[Data items]
┌──

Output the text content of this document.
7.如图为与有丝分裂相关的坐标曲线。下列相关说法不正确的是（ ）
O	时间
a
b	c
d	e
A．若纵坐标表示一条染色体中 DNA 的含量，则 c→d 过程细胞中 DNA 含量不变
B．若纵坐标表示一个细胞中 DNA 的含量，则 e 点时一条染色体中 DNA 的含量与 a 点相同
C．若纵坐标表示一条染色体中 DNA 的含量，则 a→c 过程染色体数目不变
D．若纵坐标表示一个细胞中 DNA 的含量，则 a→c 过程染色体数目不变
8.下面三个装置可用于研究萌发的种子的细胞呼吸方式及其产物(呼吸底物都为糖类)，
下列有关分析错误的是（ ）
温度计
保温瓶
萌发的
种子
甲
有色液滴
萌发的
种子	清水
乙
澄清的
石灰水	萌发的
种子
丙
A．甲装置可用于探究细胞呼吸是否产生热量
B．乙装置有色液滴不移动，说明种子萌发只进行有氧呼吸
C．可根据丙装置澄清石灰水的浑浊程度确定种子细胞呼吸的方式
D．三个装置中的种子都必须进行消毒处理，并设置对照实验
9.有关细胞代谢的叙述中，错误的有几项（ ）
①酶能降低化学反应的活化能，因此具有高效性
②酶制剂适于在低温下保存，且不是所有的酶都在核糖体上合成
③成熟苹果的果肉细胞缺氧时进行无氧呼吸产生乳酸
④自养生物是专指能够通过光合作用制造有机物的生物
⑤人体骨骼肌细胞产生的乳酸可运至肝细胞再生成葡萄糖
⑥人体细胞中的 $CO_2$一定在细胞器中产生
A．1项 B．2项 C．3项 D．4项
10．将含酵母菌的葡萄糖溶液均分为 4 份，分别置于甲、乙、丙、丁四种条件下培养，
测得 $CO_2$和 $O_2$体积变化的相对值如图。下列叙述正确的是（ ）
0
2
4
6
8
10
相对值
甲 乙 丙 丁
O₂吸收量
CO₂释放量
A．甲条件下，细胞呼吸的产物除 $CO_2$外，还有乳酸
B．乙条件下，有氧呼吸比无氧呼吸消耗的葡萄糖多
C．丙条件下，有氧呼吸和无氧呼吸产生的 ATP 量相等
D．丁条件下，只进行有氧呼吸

└──

Short problem
Pull out every line above that holds the word "若纵坐标表示一条染色体中".

Problem solution
A．若纵坐标表示一条染色体中 DNA 的含量，则 c→d 过程细胞中 DNA 含量不变
C．若纵坐标表示一条染色体中 DNA 的含量，则 a→c 过程染色体数目不变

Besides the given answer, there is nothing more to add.